Reproduce every one of the lines below word for word, leaving out the pictures.

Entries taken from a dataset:
※
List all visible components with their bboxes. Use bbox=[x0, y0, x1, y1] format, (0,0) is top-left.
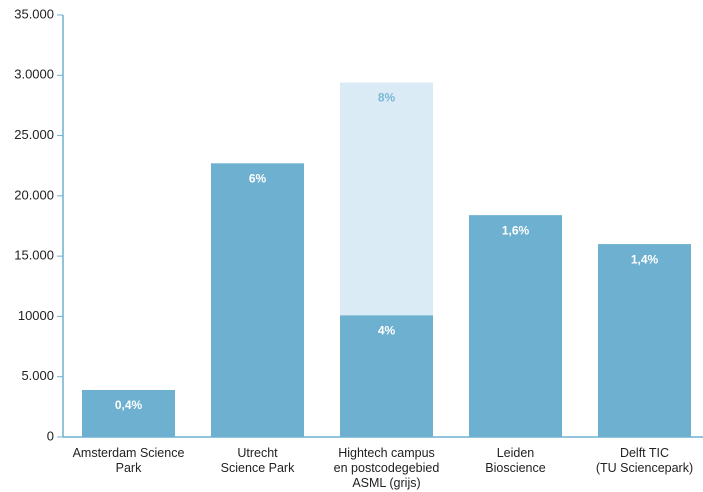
y-tick-label: 3.0000 bbox=[14, 67, 54, 82]
y-tick-label: 20.000 bbox=[14, 187, 54, 202]
bar bbox=[598, 244, 691, 437]
bar bbox=[469, 215, 562, 437]
bar bbox=[82, 389, 175, 437]
x-tick-label: Amsterdam Science Park bbox=[72, 446, 185, 475]
y-tick-label: 25.000 bbox=[14, 127, 54, 142]
x-tick-label: Utrecht Science Park bbox=[220, 446, 295, 475]
bar-label: 4% bbox=[378, 323, 396, 337]
x-tick-label: Hightech campus en postcodegebied ASML (… bbox=[333, 446, 440, 490]
x-tick-label: Delft TIC (TU Sciencepark) bbox=[595, 446, 694, 475]
x-tick-label: Leiden Bioscience bbox=[485, 446, 546, 475]
y-tick-label: 35.000 bbox=[14, 6, 54, 21]
bar-label: 6% bbox=[249, 171, 267, 185]
bar-label: 1,6% bbox=[502, 223, 530, 237]
bar-label: 0,4% bbox=[115, 398, 143, 412]
y-tick-label: 0 bbox=[47, 428, 54, 443]
bar-label: 8% bbox=[378, 91, 396, 105]
bar bbox=[340, 82, 433, 316]
bar bbox=[340, 315, 433, 437]
bar-label: 1,4% bbox=[631, 252, 659, 266]
y-tick-label: 10000 bbox=[18, 308, 54, 323]
bar bbox=[211, 163, 304, 437]
y-tick-label: 15.000 bbox=[14, 248, 54, 263]
y-tick-label: 5.000 bbox=[21, 368, 54, 383]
※
*Expected answer*
List all visible components with their bboxes. Use bbox=[x0, y0, x1, y1] format, (0,0) is top-left.
y-tick-label: 3.0000 bbox=[14, 67, 54, 82]
y-tick-label: 20.000 bbox=[14, 187, 54, 202]
bar bbox=[598, 244, 691, 437]
bar bbox=[469, 215, 562, 437]
bar bbox=[82, 389, 175, 437]
x-tick-label: Amsterdam Science Park bbox=[72, 446, 185, 475]
y-tick-label: 25.000 bbox=[14, 127, 54, 142]
x-tick-label: Utrecht Science Park bbox=[220, 446, 295, 475]
bar-label: 4% bbox=[378, 323, 396, 337]
x-tick-label: Hightech campus en postcodegebied ASML (… bbox=[333, 446, 440, 490]
x-tick-label: Delft TIC (TU Sciencepark) bbox=[595, 446, 694, 475]
x-tick-label: Leiden Bioscience bbox=[485, 446, 546, 475]
y-tick-label: 35.000 bbox=[14, 6, 54, 21]
bar-label: 6% bbox=[249, 171, 267, 185]
bar-label: 1,6% bbox=[502, 223, 530, 237]
bar-label: 0,4% bbox=[115, 398, 143, 412]
y-tick-label: 0 bbox=[47, 428, 54, 443]
bar-label: 8% bbox=[378, 91, 396, 105]
bar bbox=[340, 82, 433, 316]
bar bbox=[340, 315, 433, 437]
bar-label: 1,4% bbox=[631, 252, 659, 266]
y-tick-label: 10000 bbox=[18, 308, 54, 323]
bar bbox=[211, 163, 304, 437]
y-tick-label: 15.000 bbox=[14, 248, 54, 263]
y-tick-label: 5.000 bbox=[21, 368, 54, 383]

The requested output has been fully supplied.